Begin
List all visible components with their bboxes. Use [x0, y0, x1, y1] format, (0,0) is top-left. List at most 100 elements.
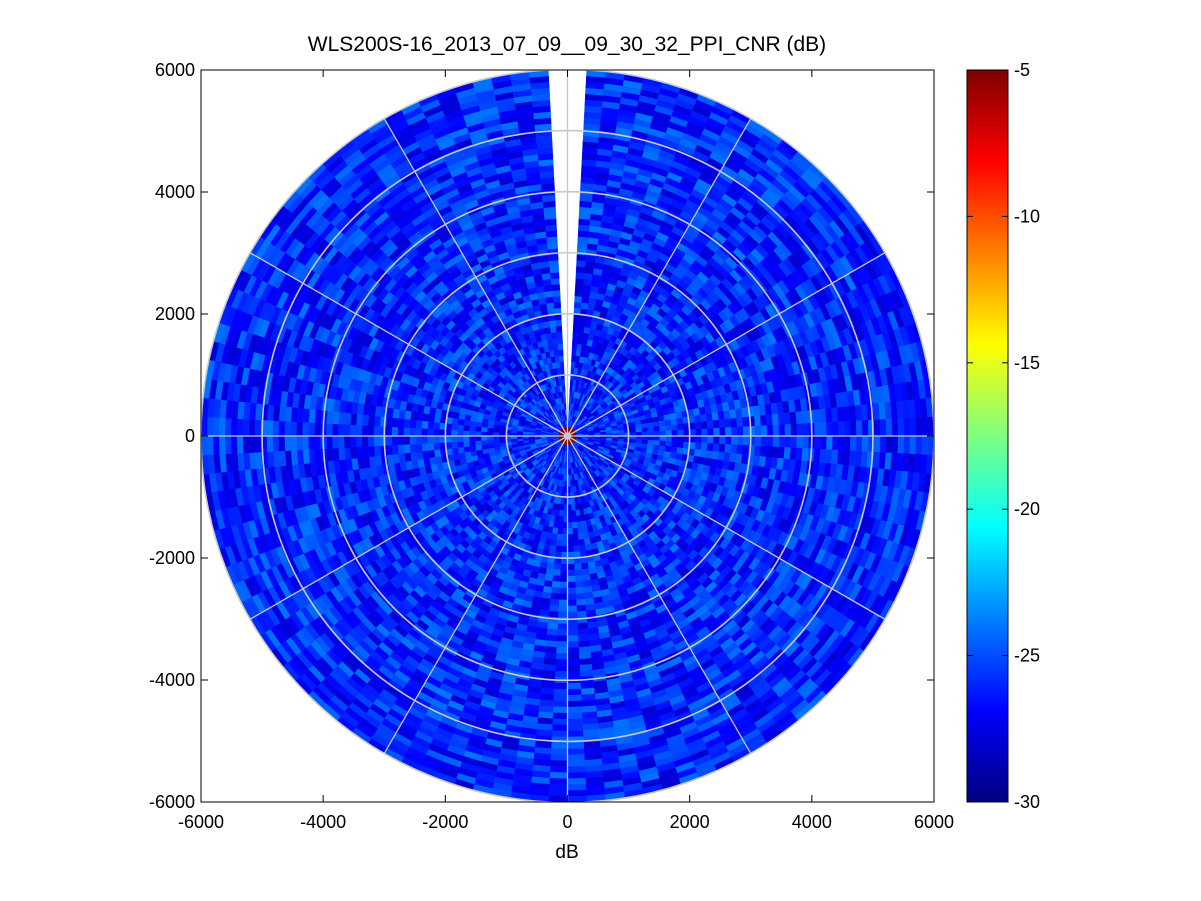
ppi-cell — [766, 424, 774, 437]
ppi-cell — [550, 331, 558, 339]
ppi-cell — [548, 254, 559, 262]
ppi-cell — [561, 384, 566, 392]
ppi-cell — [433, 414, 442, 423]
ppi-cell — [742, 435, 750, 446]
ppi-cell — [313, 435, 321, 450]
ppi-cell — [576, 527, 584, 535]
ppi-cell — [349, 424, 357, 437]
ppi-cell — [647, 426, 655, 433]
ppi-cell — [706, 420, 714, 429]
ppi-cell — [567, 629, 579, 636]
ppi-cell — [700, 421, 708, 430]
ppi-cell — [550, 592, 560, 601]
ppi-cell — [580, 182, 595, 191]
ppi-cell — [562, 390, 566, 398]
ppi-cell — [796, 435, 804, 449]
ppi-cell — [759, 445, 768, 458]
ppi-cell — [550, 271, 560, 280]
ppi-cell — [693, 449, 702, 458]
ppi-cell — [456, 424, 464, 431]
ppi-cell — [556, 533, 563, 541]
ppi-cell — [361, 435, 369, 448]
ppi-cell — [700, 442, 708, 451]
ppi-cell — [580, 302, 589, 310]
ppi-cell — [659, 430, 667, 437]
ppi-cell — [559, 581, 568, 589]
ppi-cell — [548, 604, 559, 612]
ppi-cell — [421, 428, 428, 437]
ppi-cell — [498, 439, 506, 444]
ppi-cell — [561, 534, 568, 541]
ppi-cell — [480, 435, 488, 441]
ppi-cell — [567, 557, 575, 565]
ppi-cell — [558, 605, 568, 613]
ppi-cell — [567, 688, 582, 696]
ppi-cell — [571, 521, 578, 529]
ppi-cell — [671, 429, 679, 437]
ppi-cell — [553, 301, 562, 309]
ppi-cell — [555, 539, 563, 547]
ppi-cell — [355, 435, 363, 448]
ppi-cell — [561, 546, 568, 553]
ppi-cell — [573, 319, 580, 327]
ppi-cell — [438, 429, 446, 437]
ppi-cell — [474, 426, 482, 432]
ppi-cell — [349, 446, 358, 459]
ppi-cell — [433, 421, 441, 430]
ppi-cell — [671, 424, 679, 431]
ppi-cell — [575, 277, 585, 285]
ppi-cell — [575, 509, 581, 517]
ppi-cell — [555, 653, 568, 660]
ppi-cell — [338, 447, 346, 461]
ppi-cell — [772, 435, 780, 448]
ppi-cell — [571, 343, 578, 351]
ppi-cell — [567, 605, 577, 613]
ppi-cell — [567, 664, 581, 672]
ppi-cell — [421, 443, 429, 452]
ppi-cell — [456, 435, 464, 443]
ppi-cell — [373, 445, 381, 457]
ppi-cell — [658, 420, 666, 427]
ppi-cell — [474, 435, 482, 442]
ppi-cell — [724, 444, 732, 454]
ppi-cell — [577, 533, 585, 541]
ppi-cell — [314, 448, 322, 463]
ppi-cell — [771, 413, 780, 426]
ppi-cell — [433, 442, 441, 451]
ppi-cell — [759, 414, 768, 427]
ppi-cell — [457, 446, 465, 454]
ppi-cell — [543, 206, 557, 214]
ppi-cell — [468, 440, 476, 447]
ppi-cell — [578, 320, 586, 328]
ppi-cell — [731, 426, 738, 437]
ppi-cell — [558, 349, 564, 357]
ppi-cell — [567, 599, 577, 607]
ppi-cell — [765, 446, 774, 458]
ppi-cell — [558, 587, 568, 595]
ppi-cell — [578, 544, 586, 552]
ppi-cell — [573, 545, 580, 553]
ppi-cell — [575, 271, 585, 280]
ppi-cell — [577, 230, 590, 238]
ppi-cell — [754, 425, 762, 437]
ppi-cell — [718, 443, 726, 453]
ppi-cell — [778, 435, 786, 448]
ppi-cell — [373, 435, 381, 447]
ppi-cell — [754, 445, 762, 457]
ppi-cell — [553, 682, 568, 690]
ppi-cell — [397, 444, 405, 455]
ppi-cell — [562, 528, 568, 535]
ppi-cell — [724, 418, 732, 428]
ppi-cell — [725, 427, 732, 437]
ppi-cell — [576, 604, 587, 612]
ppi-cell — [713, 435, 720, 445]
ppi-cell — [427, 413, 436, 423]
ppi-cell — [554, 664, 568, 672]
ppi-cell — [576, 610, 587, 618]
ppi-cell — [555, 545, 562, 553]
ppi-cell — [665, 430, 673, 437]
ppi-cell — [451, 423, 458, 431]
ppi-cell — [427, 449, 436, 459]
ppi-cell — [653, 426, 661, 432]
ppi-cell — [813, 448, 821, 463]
End
● Work required: Return the entry above line for line, with no changes, but leave out the picture.

● Answer to this problem:
List all visible components with their bboxes. Use [x0, y0, x1, y1] format, (0,0) is top-left. List at most 100 elements.
ppi-cell — [766, 424, 774, 437]
ppi-cell — [550, 331, 558, 339]
ppi-cell — [548, 254, 559, 262]
ppi-cell — [561, 384, 566, 392]
ppi-cell — [433, 414, 442, 423]
ppi-cell — [742, 435, 750, 446]
ppi-cell — [313, 435, 321, 450]
ppi-cell — [576, 527, 584, 535]
ppi-cell — [349, 424, 357, 437]
ppi-cell — [647, 426, 655, 433]
ppi-cell — [706, 420, 714, 429]
ppi-cell — [567, 629, 579, 636]
ppi-cell — [700, 421, 708, 430]
ppi-cell — [550, 592, 560, 601]
ppi-cell — [580, 182, 595, 191]
ppi-cell — [562, 390, 566, 398]
ppi-cell — [796, 435, 804, 449]
ppi-cell — [759, 445, 768, 458]
ppi-cell — [550, 271, 560, 280]
ppi-cell — [693, 449, 702, 458]
ppi-cell — [456, 424, 464, 431]
ppi-cell — [556, 533, 563, 541]
ppi-cell — [361, 435, 369, 448]
ppi-cell — [700, 442, 708, 451]
ppi-cell — [580, 302, 589, 310]
ppi-cell — [659, 430, 667, 437]
ppi-cell — [559, 581, 568, 589]
ppi-cell — [548, 604, 559, 612]
ppi-cell — [421, 428, 428, 437]
ppi-cell — [498, 439, 506, 444]
ppi-cell — [561, 534, 568, 541]
ppi-cell — [480, 435, 488, 441]
ppi-cell — [567, 557, 575, 565]
ppi-cell — [558, 605, 568, 613]
ppi-cell — [567, 688, 582, 696]
ppi-cell — [571, 521, 578, 529]
ppi-cell — [671, 429, 679, 437]
ppi-cell — [553, 301, 562, 309]
ppi-cell — [555, 539, 563, 547]
ppi-cell — [355, 435, 363, 448]
ppi-cell — [561, 546, 568, 553]
ppi-cell — [573, 319, 580, 327]
ppi-cell — [438, 429, 446, 437]
ppi-cell — [474, 426, 482, 432]
ppi-cell — [349, 446, 358, 459]
ppi-cell — [433, 421, 441, 430]
ppi-cell — [671, 424, 679, 431]
ppi-cell — [575, 277, 585, 285]
ppi-cell — [575, 509, 581, 517]
ppi-cell — [555, 653, 568, 660]
ppi-cell — [338, 447, 346, 461]
ppi-cell — [772, 435, 780, 448]
ppi-cell — [571, 343, 578, 351]
ppi-cell — [567, 605, 577, 613]
ppi-cell — [567, 664, 581, 672]
ppi-cell — [421, 443, 429, 452]
ppi-cell — [456, 435, 464, 443]
ppi-cell — [373, 445, 381, 457]
ppi-cell — [658, 420, 666, 427]
ppi-cell — [474, 435, 482, 442]
ppi-cell — [724, 444, 732, 454]
ppi-cell — [577, 533, 585, 541]
ppi-cell — [314, 448, 322, 463]
ppi-cell — [771, 413, 780, 426]
ppi-cell — [433, 442, 441, 451]
ppi-cell — [759, 414, 768, 427]
ppi-cell — [457, 446, 465, 454]
ppi-cell — [543, 206, 557, 214]
ppi-cell — [468, 440, 476, 447]
ppi-cell — [578, 320, 586, 328]
ppi-cell — [731, 426, 738, 437]
ppi-cell — [558, 349, 564, 357]
ppi-cell — [567, 599, 577, 607]
ppi-cell — [765, 446, 774, 458]
ppi-cell — [558, 587, 568, 595]
ppi-cell — [578, 544, 586, 552]
ppi-cell — [573, 545, 580, 553]
ppi-cell — [575, 271, 585, 280]
ppi-cell — [577, 230, 590, 238]
ppi-cell — [754, 425, 762, 437]
ppi-cell — [718, 443, 726, 453]
ppi-cell — [778, 435, 786, 448]
ppi-cell — [373, 435, 381, 447]
ppi-cell — [754, 445, 762, 457]
ppi-cell — [553, 682, 568, 690]
ppi-cell — [397, 444, 405, 455]
ppi-cell — [562, 528, 568, 535]
ppi-cell — [724, 418, 732, 428]
ppi-cell — [725, 427, 732, 437]
ppi-cell — [576, 604, 587, 612]
ppi-cell — [713, 435, 720, 445]
ppi-cell — [427, 413, 436, 423]
ppi-cell — [554, 664, 568, 672]
ppi-cell — [576, 610, 587, 618]
ppi-cell — [555, 545, 562, 553]
ppi-cell — [665, 430, 673, 437]
ppi-cell — [451, 423, 458, 431]
ppi-cell — [427, 449, 436, 459]
ppi-cell — [653, 426, 661, 432]
ppi-cell — [813, 448, 821, 463]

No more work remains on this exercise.